INPUT FOR THIS TASK –
===============

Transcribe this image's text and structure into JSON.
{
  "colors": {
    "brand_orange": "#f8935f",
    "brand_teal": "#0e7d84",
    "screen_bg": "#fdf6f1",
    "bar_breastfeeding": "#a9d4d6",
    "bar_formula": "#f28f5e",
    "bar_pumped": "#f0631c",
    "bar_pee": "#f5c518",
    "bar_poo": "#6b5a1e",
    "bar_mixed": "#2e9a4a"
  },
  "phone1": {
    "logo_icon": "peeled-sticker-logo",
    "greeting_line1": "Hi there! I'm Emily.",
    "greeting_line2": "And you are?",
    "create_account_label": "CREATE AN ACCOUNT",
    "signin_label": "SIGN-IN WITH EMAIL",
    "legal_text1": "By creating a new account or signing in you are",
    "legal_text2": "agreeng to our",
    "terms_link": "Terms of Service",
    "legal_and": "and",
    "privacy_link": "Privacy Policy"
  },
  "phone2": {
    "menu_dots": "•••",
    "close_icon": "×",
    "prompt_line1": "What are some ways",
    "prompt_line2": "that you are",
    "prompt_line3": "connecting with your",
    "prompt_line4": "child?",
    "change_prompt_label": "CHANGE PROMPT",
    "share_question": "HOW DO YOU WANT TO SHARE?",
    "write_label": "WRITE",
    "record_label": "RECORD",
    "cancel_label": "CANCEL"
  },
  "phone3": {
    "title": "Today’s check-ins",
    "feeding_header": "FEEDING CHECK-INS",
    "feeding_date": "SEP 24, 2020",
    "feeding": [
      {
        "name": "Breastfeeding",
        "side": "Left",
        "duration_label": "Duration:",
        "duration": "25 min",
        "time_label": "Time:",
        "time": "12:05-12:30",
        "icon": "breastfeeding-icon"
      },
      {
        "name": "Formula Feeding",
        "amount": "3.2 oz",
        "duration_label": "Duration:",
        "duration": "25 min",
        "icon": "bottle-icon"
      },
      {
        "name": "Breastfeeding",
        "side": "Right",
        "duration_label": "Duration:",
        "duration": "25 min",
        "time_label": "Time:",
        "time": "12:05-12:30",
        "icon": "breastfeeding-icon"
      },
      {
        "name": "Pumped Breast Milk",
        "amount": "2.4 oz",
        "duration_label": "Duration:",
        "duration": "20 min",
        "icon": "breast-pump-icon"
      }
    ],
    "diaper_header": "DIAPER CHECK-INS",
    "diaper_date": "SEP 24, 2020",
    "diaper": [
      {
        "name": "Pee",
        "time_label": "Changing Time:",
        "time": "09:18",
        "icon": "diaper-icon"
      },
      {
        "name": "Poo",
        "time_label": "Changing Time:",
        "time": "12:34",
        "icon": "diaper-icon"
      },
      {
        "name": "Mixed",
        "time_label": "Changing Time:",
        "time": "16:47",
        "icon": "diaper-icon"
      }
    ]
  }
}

===============

GOAL – Give the data again, exactly as it stands.

RESPONSE TO THE TASK –
Transcribe this image's text and structure into JSON.
{
  "colors": {
    "brand_orange": "#f8935f",
    "brand_teal": "#0e7d84",
    "screen_bg": "#fdf6f1",
    "bar_breastfeeding": "#a9d4d6",
    "bar_formula": "#f28f5e",
    "bar_pumped": "#f0631c",
    "bar_pee": "#f5c518",
    "bar_poo": "#6b5a1e",
    "bar_mixed": "#2e9a4a"
  },
  "phone1": {
    "logo_icon": "peeled-sticker-logo",
    "greeting_line1": "Hi there! I'm Emily.",
    "greeting_line2": "And you are?",
    "create_account_label": "CREATE AN ACCOUNT",
    "signin_label": "SIGN-IN WITH EMAIL",
    "legal_text1": "By creating a new account or signing in you are",
    "legal_text2": "agreeng to our",
    "terms_link": "Terms of Service",
    "legal_and": "and",
    "privacy_link": "Privacy Policy"
  },
  "phone2": {
    "menu_dots": "•••",
    "close_icon": "×",
    "prompt_line1": "What are some ways",
    "prompt_line2": "that you are",
    "prompt_line3": "connecting with your",
    "prompt_line4": "child?",
    "change_prompt_label": "CHANGE PROMPT",
    "share_question": "HOW DO YOU WANT TO SHARE?",
    "write_label": "WRITE",
    "record_label": "RECORD",
    "cancel_label": "CANCEL"
  },
  "phone3": {
    "title": "Today’s check-ins",
    "feeding_header": "FEEDING CHECK-INS",
    "feeding_date": "SEP 24, 2020",
    "feeding": [
      {
        "name": "Breastfeeding",
        "side": "Left",
        "duration_label": "Duration:",
        "duration": "25 min",
        "time_label": "Time:",
        "time": "12:05-12:30",
        "icon": "breastfeeding-icon"
      },
      {
        "name": "Formula Feeding",
        "amount": "3.2 oz",
        "duration_label": "Duration:",
        "duration": "25 min",
        "icon": "bottle-icon"
      },
      {
        "name": "Breastfeeding",
        "side": "Right",
        "duration_label": "Duration:",
        "duration": "25 min",
        "time_label": "Time:",
        "time": "12:05-12:30",
        "icon": "breastfeeding-icon"
      },
      {
        "name": "Pumped Breast Milk",
        "amount": "2.4 oz",
        "duration_label": "Duration:",
        "duration": "20 min",
        "icon": "breast-pump-icon"
      }
    ],
    "diaper_header": "DIAPER CHECK-INS",
    "diaper_date": "SEP 24, 2020",
    "diaper": [
      {
        "name": "Pee",
        "time_label": "Changing Time:",
        "time": "09:18",
        "icon": "diaper-icon"
      },
      {
        "name": "Poo",
        "time_label": "Changing Time:",
        "time": "12:34",
        "icon": "diaper-icon"
      },
      {
        "name": "Mixed",
        "time_label": "Changing Time:",
        "time": "16:47",
        "icon": "diaper-icon"
      }
    ]
  }
}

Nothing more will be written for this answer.